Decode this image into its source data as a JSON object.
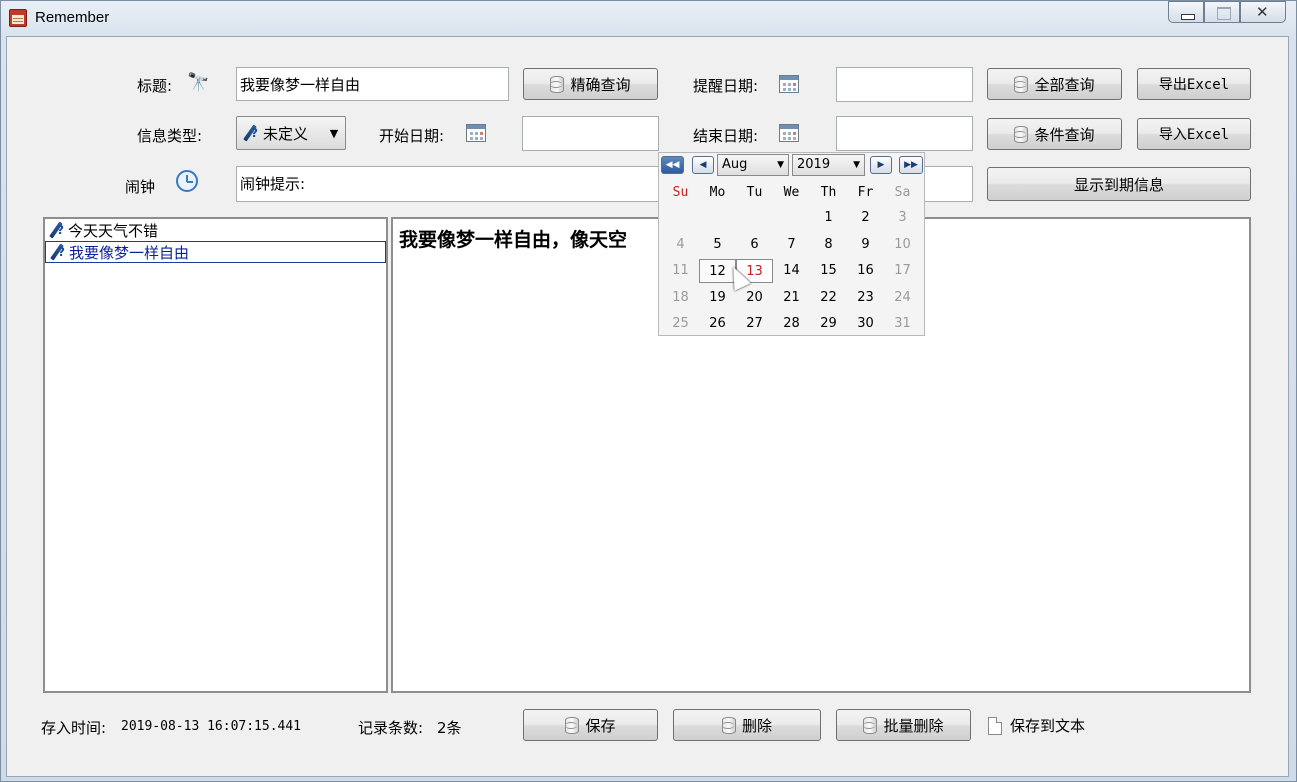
{
  "window": {
    "title": "Remember"
  },
  "form": {
    "title_label": "标题:",
    "title_value": "我要像梦一样自由",
    "exact_query_label": "精确查询",
    "remind_date_label": "提醒日期:",
    "remind_date_value": "",
    "all_query_label": "全部查询",
    "export_excel_label": "导出Excel",
    "info_type_label": "信息类型:",
    "info_type_value": "未定义",
    "start_date_label": "开始日期:",
    "start_date_value": "",
    "end_date_label": "结束日期:",
    "end_date_value": "",
    "condition_query_label": "条件查询",
    "import_excel_label": "导入Excel",
    "alarm_label": "闹钟",
    "alarm_hint_value": "闹钟提示:",
    "show_expired_label": "显示到期信息"
  },
  "list": {
    "items": [
      {
        "label": "今天天气不错",
        "selected": false
      },
      {
        "label": "我要像梦一样自由",
        "selected": true
      }
    ]
  },
  "content": {
    "text": "我要像梦一样自由，像天空"
  },
  "footer": {
    "saved_time_label": "存入时间:",
    "saved_time_value": "2019-08-13 16:07:15.441",
    "record_count_label": "记录条数:",
    "record_count_value": "2条",
    "save_label": "保存",
    "delete_label": "删除",
    "batch_delete_label": "批量删除",
    "save_to_text_label": "保存到文本"
  },
  "calendar": {
    "month": "Aug",
    "year": "2019",
    "weekdays": [
      "Su",
      "Mo",
      "Tu",
      "We",
      "Th",
      "Fr",
      "Sa"
    ],
    "weekday_colors": {
      "sunday": "#c62020"
    },
    "weeks": [
      [
        "",
        "",
        "",
        "",
        "1",
        "2",
        "3"
      ],
      [
        "4",
        "5",
        "6",
        "7",
        "8",
        "9",
        "10"
      ],
      [
        "11",
        "12",
        "13",
        "14",
        "15",
        "16",
        "17"
      ],
      [
        "18",
        "19",
        "20",
        "21",
        "22",
        "23",
        "24"
      ],
      [
        "25",
        "26",
        "27",
        "28",
        "29",
        "30",
        "31"
      ]
    ],
    "today": "12",
    "selected": "13"
  }
}
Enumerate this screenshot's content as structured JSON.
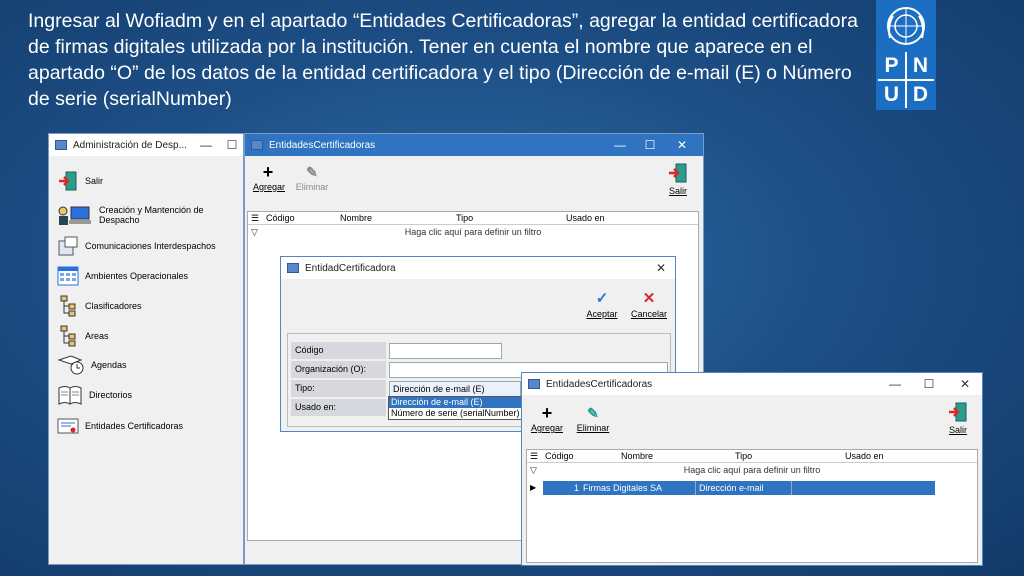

^^^^

(PROBLEM DESCRIPTION): Using the listing above, show every line that includes the string "selected".

(WRITTEN RESPONSE):
        "selected": false
        "selected": true
    "selected": "13"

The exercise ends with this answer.